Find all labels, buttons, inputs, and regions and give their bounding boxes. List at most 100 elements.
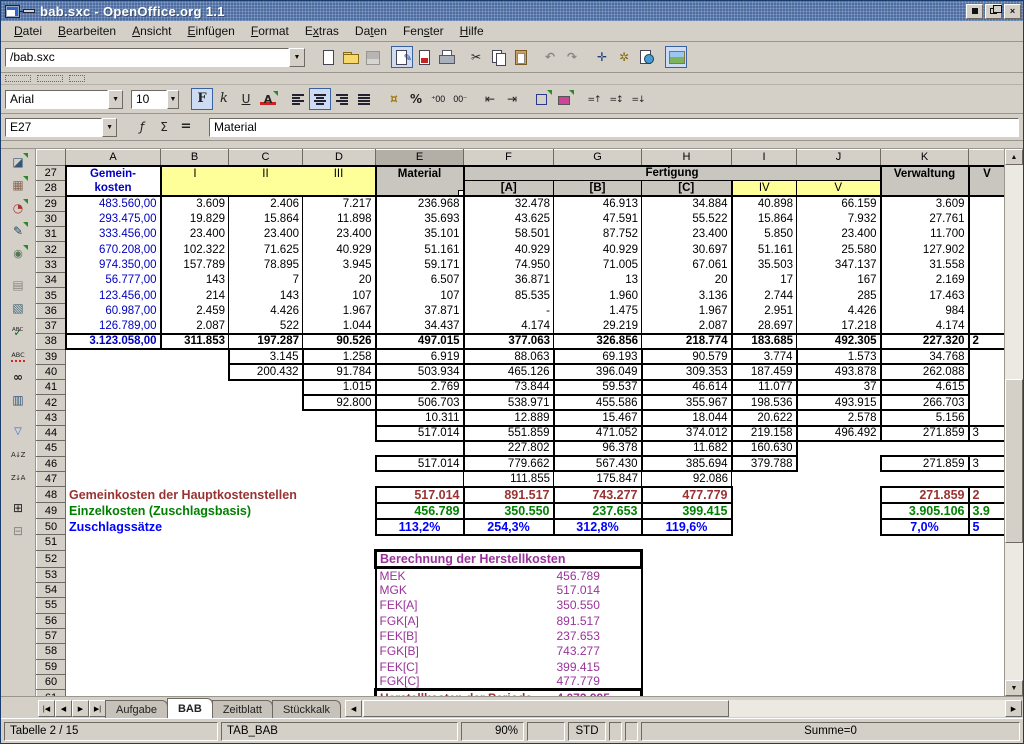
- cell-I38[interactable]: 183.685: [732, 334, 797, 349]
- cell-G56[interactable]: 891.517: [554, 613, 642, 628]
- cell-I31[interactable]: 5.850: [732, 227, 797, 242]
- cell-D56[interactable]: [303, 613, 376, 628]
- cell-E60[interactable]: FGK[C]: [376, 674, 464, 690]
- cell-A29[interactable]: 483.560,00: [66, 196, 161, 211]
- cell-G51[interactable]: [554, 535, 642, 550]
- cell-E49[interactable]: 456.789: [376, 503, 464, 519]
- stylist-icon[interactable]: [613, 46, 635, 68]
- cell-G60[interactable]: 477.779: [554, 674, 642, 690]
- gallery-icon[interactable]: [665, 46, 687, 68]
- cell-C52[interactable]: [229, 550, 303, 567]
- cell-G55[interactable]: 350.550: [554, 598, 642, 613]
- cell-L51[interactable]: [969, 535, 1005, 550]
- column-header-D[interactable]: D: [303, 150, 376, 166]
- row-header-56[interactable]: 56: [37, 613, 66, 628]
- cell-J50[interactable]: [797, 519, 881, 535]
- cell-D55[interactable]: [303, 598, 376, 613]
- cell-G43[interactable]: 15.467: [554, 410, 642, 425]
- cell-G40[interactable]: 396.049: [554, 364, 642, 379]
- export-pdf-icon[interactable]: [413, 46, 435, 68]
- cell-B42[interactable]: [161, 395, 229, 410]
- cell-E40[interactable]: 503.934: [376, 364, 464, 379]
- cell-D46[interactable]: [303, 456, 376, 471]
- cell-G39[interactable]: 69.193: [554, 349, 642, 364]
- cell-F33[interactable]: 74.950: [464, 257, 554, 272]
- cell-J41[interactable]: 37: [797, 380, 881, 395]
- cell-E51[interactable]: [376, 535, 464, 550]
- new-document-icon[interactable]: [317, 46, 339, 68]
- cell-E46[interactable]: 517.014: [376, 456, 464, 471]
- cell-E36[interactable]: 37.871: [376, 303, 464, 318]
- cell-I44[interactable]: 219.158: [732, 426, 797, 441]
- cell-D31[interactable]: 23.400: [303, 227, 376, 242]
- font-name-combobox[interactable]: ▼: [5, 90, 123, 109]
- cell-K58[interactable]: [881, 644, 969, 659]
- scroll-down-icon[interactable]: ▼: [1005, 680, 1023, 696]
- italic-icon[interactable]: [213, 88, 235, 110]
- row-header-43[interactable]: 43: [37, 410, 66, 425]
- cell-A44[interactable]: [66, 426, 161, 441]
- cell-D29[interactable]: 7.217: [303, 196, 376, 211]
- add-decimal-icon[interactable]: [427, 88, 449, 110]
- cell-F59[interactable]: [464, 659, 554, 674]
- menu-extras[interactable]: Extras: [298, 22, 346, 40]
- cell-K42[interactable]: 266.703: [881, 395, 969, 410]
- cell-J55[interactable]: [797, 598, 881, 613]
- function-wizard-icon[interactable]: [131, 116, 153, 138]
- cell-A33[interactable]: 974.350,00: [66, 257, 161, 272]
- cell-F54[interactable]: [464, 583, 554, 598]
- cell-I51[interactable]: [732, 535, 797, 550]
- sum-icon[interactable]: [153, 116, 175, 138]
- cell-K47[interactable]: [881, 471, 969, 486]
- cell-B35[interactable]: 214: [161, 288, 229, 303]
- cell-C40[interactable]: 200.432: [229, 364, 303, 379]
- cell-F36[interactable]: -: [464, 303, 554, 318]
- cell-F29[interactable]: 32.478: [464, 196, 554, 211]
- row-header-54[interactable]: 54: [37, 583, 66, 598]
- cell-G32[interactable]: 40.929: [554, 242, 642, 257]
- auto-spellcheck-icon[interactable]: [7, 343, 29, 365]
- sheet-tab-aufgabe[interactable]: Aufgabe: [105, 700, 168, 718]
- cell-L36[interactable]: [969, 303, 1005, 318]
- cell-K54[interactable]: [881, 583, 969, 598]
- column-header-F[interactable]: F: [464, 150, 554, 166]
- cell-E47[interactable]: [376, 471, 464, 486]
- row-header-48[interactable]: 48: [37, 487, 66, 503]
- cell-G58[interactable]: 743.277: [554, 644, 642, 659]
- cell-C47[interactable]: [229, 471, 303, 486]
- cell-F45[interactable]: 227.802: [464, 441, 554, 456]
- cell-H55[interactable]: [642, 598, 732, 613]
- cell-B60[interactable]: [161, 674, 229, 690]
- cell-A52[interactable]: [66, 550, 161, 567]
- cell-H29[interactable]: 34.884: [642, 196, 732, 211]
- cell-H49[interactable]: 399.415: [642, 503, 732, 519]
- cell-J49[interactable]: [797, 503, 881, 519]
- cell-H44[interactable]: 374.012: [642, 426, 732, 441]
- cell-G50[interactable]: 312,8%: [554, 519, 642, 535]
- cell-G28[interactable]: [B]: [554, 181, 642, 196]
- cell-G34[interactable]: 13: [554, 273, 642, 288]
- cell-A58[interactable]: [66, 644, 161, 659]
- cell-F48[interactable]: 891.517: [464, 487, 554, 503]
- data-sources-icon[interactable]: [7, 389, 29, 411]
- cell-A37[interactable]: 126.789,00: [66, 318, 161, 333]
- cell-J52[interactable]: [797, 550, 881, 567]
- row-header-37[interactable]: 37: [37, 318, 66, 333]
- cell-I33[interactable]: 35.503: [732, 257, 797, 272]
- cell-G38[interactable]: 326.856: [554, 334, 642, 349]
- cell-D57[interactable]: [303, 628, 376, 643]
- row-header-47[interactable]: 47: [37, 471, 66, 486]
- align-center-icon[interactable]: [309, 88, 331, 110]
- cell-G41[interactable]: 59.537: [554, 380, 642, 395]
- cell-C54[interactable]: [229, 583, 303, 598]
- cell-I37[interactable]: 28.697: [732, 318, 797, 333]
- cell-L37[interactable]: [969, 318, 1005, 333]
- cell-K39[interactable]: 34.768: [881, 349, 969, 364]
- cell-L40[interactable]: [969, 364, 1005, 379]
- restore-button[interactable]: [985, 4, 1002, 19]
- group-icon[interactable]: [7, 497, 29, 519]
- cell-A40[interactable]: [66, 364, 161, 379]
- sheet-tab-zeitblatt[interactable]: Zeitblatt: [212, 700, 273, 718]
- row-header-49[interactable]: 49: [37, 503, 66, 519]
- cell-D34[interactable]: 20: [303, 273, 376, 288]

•••

### STATED PROBLEM
Reproduce the stretch of material from the line containing "- cell-I38[interactable]: 183.685: [732, 334, 797, 349]" through the line containing "- cell-D29[interactable]: 7.217: [303, 196, 376, 211]", both ends included, with every line unchanged.

### RESULT OF THIS EXERCISE
- cell-I38[interactable]: 183.685: [732, 334, 797, 349]
- cell-G56[interactable]: 891.517: [554, 613, 642, 628]
- cell-I31[interactable]: 5.850: [732, 227, 797, 242]
- cell-D56[interactable]: [303, 613, 376, 628]
- cell-E60[interactable]: FGK[C]: [376, 674, 464, 690]
- cell-A29[interactable]: 483.560,00: [66, 196, 161, 211]
- cell-G51[interactable]: [554, 535, 642, 550]
- cell-E49[interactable]: 456.789: [376, 503, 464, 519]
- stylist-icon[interactable]: [613, 46, 635, 68]
- cell-G60[interactable]: 477.779: [554, 674, 642, 690]
- gallery-icon[interactable]: [665, 46, 687, 68]
- cell-C52[interactable]: [229, 550, 303, 567]
- cell-G55[interactable]: 350.550: [554, 598, 642, 613]
- cell-L51[interactable]: [969, 535, 1005, 550]
- column-header-D[interactable]: D: [303, 150, 376, 166]
- row-header-56[interactable]: 56: [37, 613, 66, 628]
- cell-J50[interactable]: [797, 519, 881, 535]
- cell-D55[interactable]: [303, 598, 376, 613]
- cell-G43[interactable]: 15.467: [554, 410, 642, 425]
- cell-G40[interactable]: 396.049: [554, 364, 642, 379]
- export-pdf-icon[interactable]: [413, 46, 435, 68]
- cell-B42[interactable]: [161, 395, 229, 410]
- cell-E40[interactable]: 503.934: [376, 364, 464, 379]
- cell-D46[interactable]: [303, 456, 376, 471]
- cell-G39[interactable]: 69.193: [554, 349, 642, 364]
- cell-F33[interactable]: 74.950: [464, 257, 554, 272]
- cell-J41[interactable]: 37: [797, 380, 881, 395]
- cell-E51[interactable]: [376, 535, 464, 550]
- new-document-icon[interactable]: [317, 46, 339, 68]
- cell-E46[interactable]: 517.014: [376, 456, 464, 471]
- cell-E36[interactable]: 37.871: [376, 303, 464, 318]
- cell-I44[interactable]: 219.158: [732, 426, 797, 441]
- cell-D31[interactable]: 23.400: [303, 227, 376, 242]
- font-name-combobox[interactable]: ▼: [5, 90, 123, 109]
- cell-K58[interactable]: [881, 644, 969, 659]
- scroll-down-icon[interactable]: ▼: [1005, 680, 1023, 696]
- italic-icon[interactable]: [213, 88, 235, 110]
- row-header-43[interactable]: 43: [37, 410, 66, 425]
- cell-A44[interactable]: [66, 426, 161, 441]
- cell-D29[interactable]: 7.217: [303, 196, 376, 211]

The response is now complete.